GIVEN TASK: Lines that hold the word "this" should be located and copied.
>> Begin LISTING
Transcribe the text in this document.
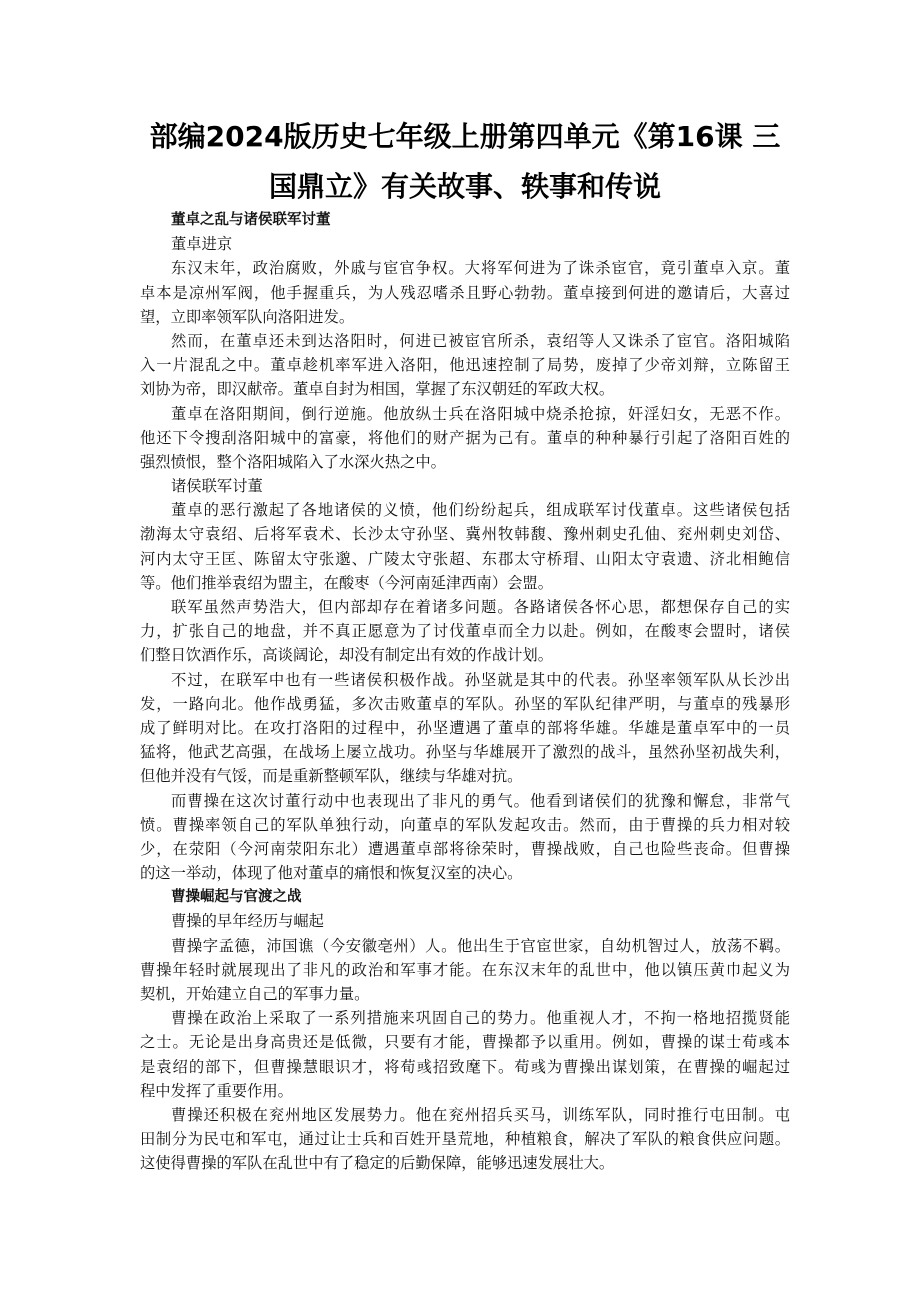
部编2024版历史七年级上册第四单元《第16课 三
国鼎立》有关故事、轶事和传说
董卓之乱与诸侯联军讨董
董卓进京
东汉末年，政治腐败，外戚与宦官争权。大将军何进为了诛杀宦官，竟引董卓入京。董
卓本是凉州军阀，他手握重兵，为人残忍嗜杀且野心勃勃。董卓接到何进的邀请后，大喜过
望，立即率领军队向洛阳进发。
然而，在董卓还未到达洛阳时，何进已被宦官所杀，袁绍等人又诛杀了宦官。洛阳城陷
入一片混乱之中。董卓趁机率军进入洛阳，他迅速控制了局势，废掉了少帝刘辩，立陈留王
刘协为帝，即汉献帝。董卓自封为相国，掌握了东汉朝廷的军政大权。
董卓在洛阳期间，倒行逆施。他放纵士兵在洛阳城中烧杀抢掠，奸淫妇女，无恶不作。
他还下令搜刮洛阳城中的富豪，将他们的财产据为己有。董卓的种种暴行引起了洛阳百姓的
强烈愤恨，整个洛阳城陷入了水深火热之中。
诸侯联军讨董
董卓的恶行激起了各地诸侯的义愤，他们纷纷起兵，组成联军讨伐董卓。这些诸侯包括
渤海太守袁绍、后将军袁术、长沙太守孙坚、冀州牧韩馥、豫州刺史孔伷、兖州刺史刘岱、
河内太守王匡、陈留太守张邈、广陵太守张超、东郡太守桥瑁、山阳太守袁遗、济北相鲍信
等。他们推举袁绍为盟主，在酸枣（今河南延津西南）会盟。
联军虽然声势浩大，但内部却存在着诸多问题。各路诸侯各怀心思，都想保存自己的实
力，扩张自己的地盘，并不真正愿意为了讨伐董卓而全力以赴。例如，在酸枣会盟时，诸侯
们整日饮酒作乐，高谈阔论，却没有制定出有效的作战计划。
不过，在联军中也有一些诸侯积极作战。孙坚就是其中的代表。孙坚率领军队从长沙出
发，一路向北。他作战勇猛，多次击败董卓的军队。孙坚的军队纪律严明，与董卓的残暴形
成了鲜明对比。在攻打洛阳的过程中，孙坚遭遇了董卓的部将华雄。华雄是董卓军中的一员
猛将，他武艺高强，在战场上屡立战功。孙坚与华雄展开了激烈的战斗，虽然孙坚初战失利，
但他并没有气馁，而是重新整顿军队，继续与华雄对抗。
而曹操在这次讨董行动中也表现出了非凡的勇气。他看到诸侯们的犹豫和懈怠，非常气
愤。曹操率领自己的军队单独行动，向董卓的军队发起攻击。然而，由于曹操的兵力相对较
少，在荥阳（今河南荥阳东北）遭遇董卓部将徐荣时，曹操战败，自己也险些丧命。但曹操
的这一举动，体现了他对董卓的痛恨和恢复汉室的决心。
曹操崛起与官渡之战
曹操的早年经历与崛起
曹操字孟德，沛国谯（今安徽亳州）人。他出生于官宦世家，自幼机智过人，放荡不羁。
曹操年轻时就展现出了非凡的政治和军事才能。在东汉末年的乱世中，他以镇压黄巾起义为
契机，开始建立自己的军事力量。
曹操在政治上采取了一系列措施来巩固自己的势力。他重视人才，不拘一格地招揽贤能
之士。无论是出身高贵还是低微，只要有才能，曹操都予以重用。例如，曹操的谋士荀彧本
是袁绍的部下，但曹操慧眼识才，将荀彧招致麾下。荀彧为曹操出谋划策，在曹操的崛起过
程中发挥了重要作用。
曹操还积极在兖州地区发展势力。他在兖州招兵买马，训练军队，同时推行屯田制。屯
田制分为民屯和军屯，通过让士兵和百姓开垦荒地，种植粮食，解决了军队的粮食供应问题。
这使得曹操的军队在乱世中有了稳定的后勤保障，能够迅速发展壮大。
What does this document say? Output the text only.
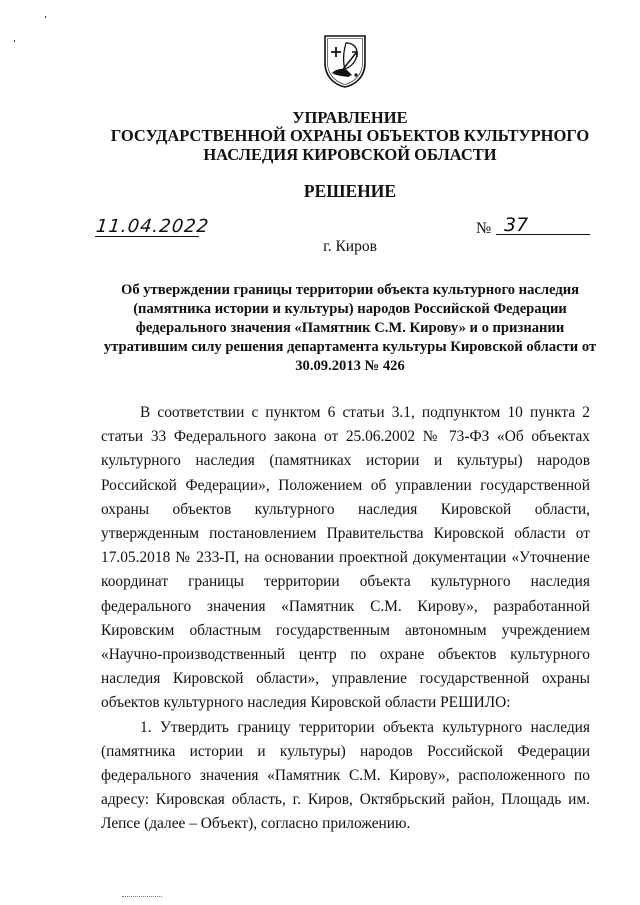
УПРАВЛЕНИЕ
ГОСУДАРСТВЕННОЙ ОХРАНЫ ОБЪЕКТОВ КУЛЬТУРНОГО
НАСЛЕДИЯ КИРОВСКОЙ ОБЛАСТИ
РЕШЕНИЕ
11.04.2022	№ 37
г. Киров
Об утверждении границы территории объекта культурного наследия (памятника истории и культуры) народов Российской Федерации федерального значения «Памятник С.М. Кирову» и о признании утратившим силу решения департамента культуры Кировской области от 30.09.2013 № 426

В соответствии с пунктом 6 статьи 3.1, подпунктом 10 пункта 2 статьи 33 Федерального закона от 25.06.2002 № 73-ФЗ «Об объектах культурного наследия (памятниках истории и культуры) народов Российской Федерации», Положением об управлении государственной охраны объектов культурного наследия Кировской области, утвержденным постановлением Правительства Кировской области от 17.05.2018 № 233-П, на основании проектной документации «Уточнение координат границы территории объекта культурного наследия федерального значения «Памятник С.М. Кирову», разработанной Кировским областным государственным автономным учреждением «Научно-производственный центр по охране объектов культурного наследия Кировской области», управление государственной охраны объектов культурного наследия Кировской области РЕШИЛО:

1. Утвердить границу территории объекта культурного наследия (памятника истории и культуры) народов Российской Федерации федерального значения «Памятник С.М. Кирову», расположенного по адресу: Кировская область, г. Киров, Октябрьский район, Площадь им. Лепсе (далее – Объект), согласно приложению.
>> End LISTING
COMPLETED EXERCISE:
Transcribe the text in this document.
What does this document say? Output the text only.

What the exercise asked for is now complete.